- [Goal] Keep only the lines that hold the string "бумаги", filtering out the rest of the entries below.

[Extracted data entries]
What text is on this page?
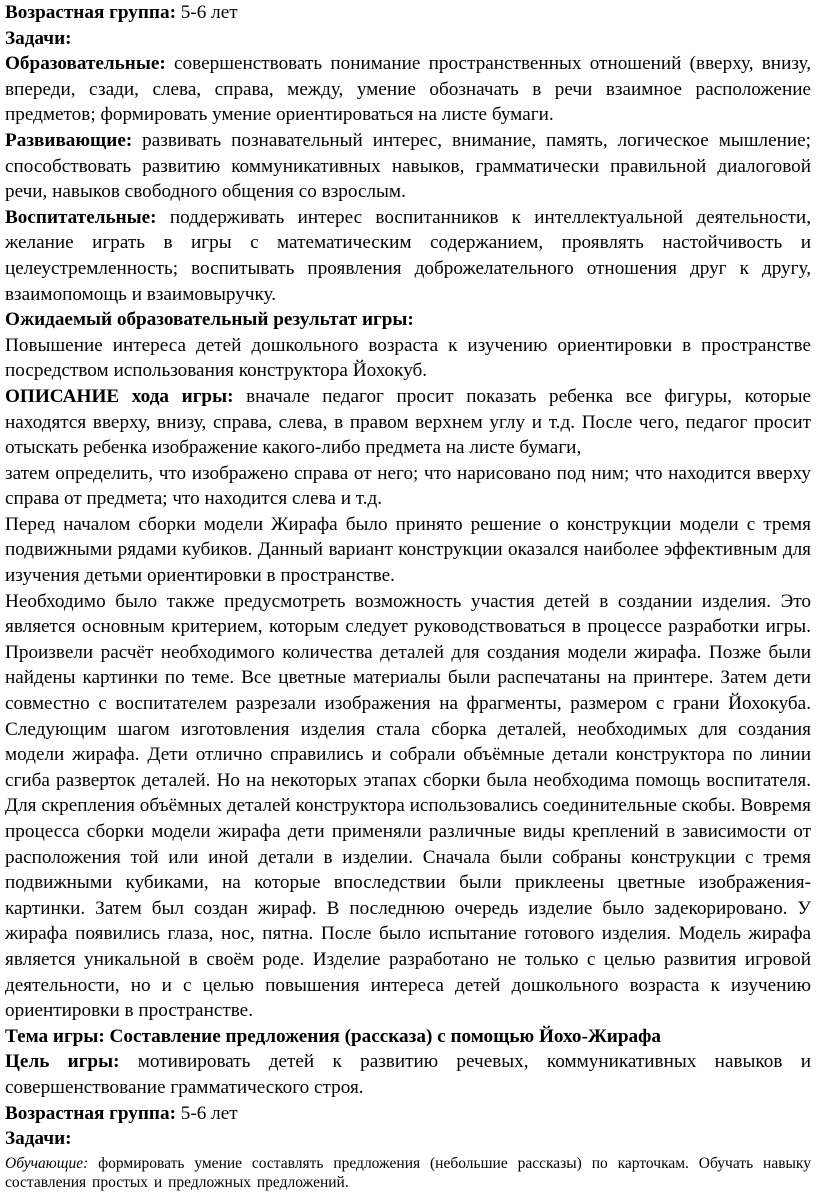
Возрастная группа: 5-6 лет

Задачи:

Образовательные: совершенствовать понимание пространственных отношений (вверху, внизу, впереди, сзади, слева, справа, между, умение обозначать в речи взаимное расположение предметов; формировать умение ориентироваться на листе бумаги.

Развивающие: развивать познавательный интерес, внимание, память, логическое мышление; способствовать развитию коммуникативных навыков, грамматически правильной диалоговой речи, навыков свободного общения со взрослым.

Воспитательные: поддерживать интерес воспитанников к интеллектуальной деятельности, желание играть в игры с математическим содержанием, проявлять настойчивость и целеустремленность; воспитывать проявления доброжелательного отношения друг к другу, взаимопомощь и взаимовыручку.

Ожидаемый образовательный результат игры:

Повышение интереса детей дошкольного возраста к изучению ориентировки в пространстве посредством использования конструктора Йохокуб.

ОПИСАНИЕ хода игры: вначале педагог просит показать ребенка все фигуры, которые находятся вверху, внизу, справа, слева, в правом верхнем углу и т.д. После чего, педагог просит отыскать ребенка изображение какого-либо предмета на листе бумаги,

затем определить, что изображено справа от него; что нарисовано под ним; что находится вверху справа от предмета; что находится слева и т.д.

Перед началом сборки модели Жирафа было принято решение о конструкции модели с тремя подвижными рядами кубиков. Данный вариант конструкции оказался наиболее эффективным для изучения детьми ориентировки в пространстве.

Необходимо было также предусмотреть возможность участия детей в создании изделия. Это является основным критерием, которым следует руководствоваться в процессе разработки игры. Произвели расчёт необходимого количества деталей для создания модели жирафа. Позже были найдены картинки по теме. Все цветные материалы были распечатаны на принтере. Затем дети совместно с воспитателем разрезали изображения на фрагменты, размером с грани Йохокуба. Следующим шагом изготовления изделия стала сборка деталей, необходимых для создания модели жирафа. Дети отлично справились и собрали объёмные детали конструктора по линии сгиба разверток деталей. Но на некоторых этапах сборки была необходима помощь воспитателя. Для скрепления объёмных деталей конструктора использовались соединительные скобы. Вовремя процесса сборки модели жирафа дети применяли различные виды креплений в зависимости от расположения той или иной детали в изделии. Сначала были собраны конструкции с тремя подвижными кубиками, на которые впоследствии были приклеены цветные изображения- картинки. Затем был создан жираф. В последнюю очередь изделие было задекорировано. У жирафа появились глаза, нос, пятна. После было испытание готового изделия. Модель жирафа является уникальной в своём роде. Изделие разработано не только с целью развития игровой деятельности, но и с целью повышения интереса детей дошкольного возраста к изучению ориентировки в пространстве.

Тема игры: Составление предложения (рассказа) с помощью Йохо-Жирафа

Цель игры: мотивировать детей к развитию речевых, коммуникативных навыков и совершенствование грамматического строя.

Возрастная группа: 5-6 лет

Задачи:

Обучающие: формировать умение составлять предложения (небольшие рассказы) по карточкам. Обучать навыку составления простых и предложных предложений.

- [Output of the exercise]
Образовательные: совершенствовать понимание пространственных отношений (вверху, внизу, впереди, сзади, слева, справа, между, умение обозначать в речи взаимное расположение предметов; формировать умение ориентироваться на листе бумаги.
ОПИСАНИЕ хода игры: вначале педагог просит показать ребенка все фигуры, которые находятся вверху, внизу, справа, слева, в правом верхнем углу и т.д. После чего, педагог просит отыскать ребенка изображение какого-либо предмета на листе бумаги,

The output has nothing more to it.